# Task:
Every record below should be printed exactly as given.

# The records:
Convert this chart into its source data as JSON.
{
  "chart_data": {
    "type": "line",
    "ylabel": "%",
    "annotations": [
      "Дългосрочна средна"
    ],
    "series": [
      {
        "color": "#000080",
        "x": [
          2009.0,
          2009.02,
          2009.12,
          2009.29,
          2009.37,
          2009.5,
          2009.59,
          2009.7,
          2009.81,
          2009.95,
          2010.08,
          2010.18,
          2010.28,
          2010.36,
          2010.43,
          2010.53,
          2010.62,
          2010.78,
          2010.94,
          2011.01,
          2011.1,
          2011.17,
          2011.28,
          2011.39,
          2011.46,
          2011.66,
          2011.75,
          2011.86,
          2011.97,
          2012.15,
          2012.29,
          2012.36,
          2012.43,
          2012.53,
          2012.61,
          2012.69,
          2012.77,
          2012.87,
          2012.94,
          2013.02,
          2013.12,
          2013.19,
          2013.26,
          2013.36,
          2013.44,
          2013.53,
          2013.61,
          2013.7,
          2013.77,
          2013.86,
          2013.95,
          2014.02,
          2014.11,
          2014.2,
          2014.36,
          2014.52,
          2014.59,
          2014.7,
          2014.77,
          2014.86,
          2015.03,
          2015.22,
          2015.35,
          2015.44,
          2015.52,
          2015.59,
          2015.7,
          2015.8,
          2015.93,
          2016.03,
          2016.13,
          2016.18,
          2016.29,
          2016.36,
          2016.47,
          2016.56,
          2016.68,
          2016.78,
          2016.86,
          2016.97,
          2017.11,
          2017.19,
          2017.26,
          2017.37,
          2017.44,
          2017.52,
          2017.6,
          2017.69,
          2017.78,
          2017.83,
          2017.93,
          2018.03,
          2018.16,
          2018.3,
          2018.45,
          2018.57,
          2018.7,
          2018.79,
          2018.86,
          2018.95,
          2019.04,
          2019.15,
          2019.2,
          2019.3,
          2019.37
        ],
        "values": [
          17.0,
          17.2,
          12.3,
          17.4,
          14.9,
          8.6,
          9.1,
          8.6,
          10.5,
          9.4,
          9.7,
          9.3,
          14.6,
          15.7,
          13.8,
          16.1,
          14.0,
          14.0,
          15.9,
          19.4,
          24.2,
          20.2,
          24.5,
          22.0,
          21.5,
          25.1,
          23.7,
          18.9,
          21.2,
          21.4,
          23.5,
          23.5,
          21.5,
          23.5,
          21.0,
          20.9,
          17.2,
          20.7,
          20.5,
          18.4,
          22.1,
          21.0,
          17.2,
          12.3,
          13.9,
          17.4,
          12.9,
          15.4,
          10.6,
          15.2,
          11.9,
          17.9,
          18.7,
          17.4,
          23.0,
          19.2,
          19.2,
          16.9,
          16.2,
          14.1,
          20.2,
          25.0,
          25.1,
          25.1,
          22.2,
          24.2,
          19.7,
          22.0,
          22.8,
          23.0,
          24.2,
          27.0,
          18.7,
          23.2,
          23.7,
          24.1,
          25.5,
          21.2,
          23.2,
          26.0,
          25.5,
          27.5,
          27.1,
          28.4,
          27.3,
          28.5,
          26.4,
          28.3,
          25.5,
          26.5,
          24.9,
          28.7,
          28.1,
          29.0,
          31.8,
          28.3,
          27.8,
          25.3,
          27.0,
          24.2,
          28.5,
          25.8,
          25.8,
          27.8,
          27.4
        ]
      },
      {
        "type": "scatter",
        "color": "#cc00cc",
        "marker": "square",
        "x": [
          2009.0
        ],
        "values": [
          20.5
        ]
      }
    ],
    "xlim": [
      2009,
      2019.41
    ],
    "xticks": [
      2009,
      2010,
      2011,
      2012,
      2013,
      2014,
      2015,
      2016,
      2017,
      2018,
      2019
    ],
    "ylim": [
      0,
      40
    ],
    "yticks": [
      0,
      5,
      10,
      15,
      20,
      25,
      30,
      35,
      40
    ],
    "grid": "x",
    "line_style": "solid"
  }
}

# Full output:
Convert this chart into its source data as JSON.
{
  "chart_data": {
    "type": "line",
    "ylabel": "%",
    "annotations": [
      "Дългосрочна средна"
    ],
    "series": [
      {
        "color": "#000080",
        "x": [
          2009.0,
          2009.02,
          2009.12,
          2009.29,
          2009.37,
          2009.5,
          2009.59,
          2009.7,
          2009.81,
          2009.95,
          2010.08,
          2010.18,
          2010.28,
          2010.36,
          2010.43,
          2010.53,
          2010.62,
          2010.78,
          2010.94,
          2011.01,
          2011.1,
          2011.17,
          2011.28,
          2011.39,
          2011.46,
          2011.66,
          2011.75,
          2011.86,
          2011.97,
          2012.15,
          2012.29,
          2012.36,
          2012.43,
          2012.53,
          2012.61,
          2012.69,
          2012.77,
          2012.87,
          2012.94,
          2013.02,
          2013.12,
          2013.19,
          2013.26,
          2013.36,
          2013.44,
          2013.53,
          2013.61,
          2013.7,
          2013.77,
          2013.86,
          2013.95,
          2014.02,
          2014.11,
          2014.2,
          2014.36,
          2014.52,
          2014.59,
          2014.7,
          2014.77,
          2014.86,
          2015.03,
          2015.22,
          2015.35,
          2015.44,
          2015.52,
          2015.59,
          2015.7,
          2015.8,
          2015.93,
          2016.03,
          2016.13,
          2016.18,
          2016.29,
          2016.36,
          2016.47,
          2016.56,
          2016.68,
          2016.78,
          2016.86,
          2016.97,
          2017.11,
          2017.19,
          2017.26,
          2017.37,
          2017.44,
          2017.52,
          2017.6,
          2017.69,
          2017.78,
          2017.83,
          2017.93,
          2018.03,
          2018.16,
          2018.3,
          2018.45,
          2018.57,
          2018.7,
          2018.79,
          2018.86,
          2018.95,
          2019.04,
          2019.15,
          2019.2,
          2019.3,
          2019.37
        ],
        "values": [
          17.0,
          17.2,
          12.3,
          17.4,
          14.9,
          8.6,
          9.1,
          8.6,
          10.5,
          9.4,
          9.7,
          9.3,
          14.6,
          15.7,
          13.8,
          16.1,
          14.0,
          14.0,
          15.9,
          19.4,
          24.2,
          20.2,
          24.5,
          22.0,
          21.5,
          25.1,
          23.7,
          18.9,
          21.2,
          21.4,
          23.5,
          23.5,
          21.5,
          23.5,
          21.0,
          20.9,
          17.2,
          20.7,
          20.5,
          18.4,
          22.1,
          21.0,
          17.2,
          12.3,
          13.9,
          17.4,
          12.9,
          15.4,
          10.6,
          15.2,
          11.9,
          17.9,
          18.7,
          17.4,
          23.0,
          19.2,
          19.2,
          16.9,
          16.2,
          14.1,
          20.2,
          25.0,
          25.1,
          25.1,
          22.2,
          24.2,
          19.7,
          22.0,
          22.8,
          23.0,
          24.2,
          27.0,
          18.7,
          23.2,
          23.7,
          24.1,
          25.5,
          21.2,
          23.2,
          26.0,
          25.5,
          27.5,
          27.1,
          28.4,
          27.3,
          28.5,
          26.4,
          28.3,
          25.5,
          26.5,
          24.9,
          28.7,
          28.1,
          29.0,
          31.8,
          28.3,
          27.8,
          25.3,
          27.0,
          24.2,
          28.5,
          25.8,
          25.8,
          27.8,
          27.4
        ]
      },
      {
        "type": "scatter",
        "color": "#cc00cc",
        "marker": "square",
        "x": [
          2009.0
        ],
        "values": [
          20.5
        ]
      }
    ],
    "xlim": [
      2009,
      2019.41
    ],
    "xticks": [
      2009,
      2010,
      2011,
      2012,
      2013,
      2014,
      2015,
      2016,
      2017,
      2018,
      2019
    ],
    "ylim": [
      0,
      40
    ],
    "yticks": [
      0,
      5,
      10,
      15,
      20,
      25,
      30,
      35,
      40
    ],
    "grid": "x",
    "line_style": "solid"
  }
}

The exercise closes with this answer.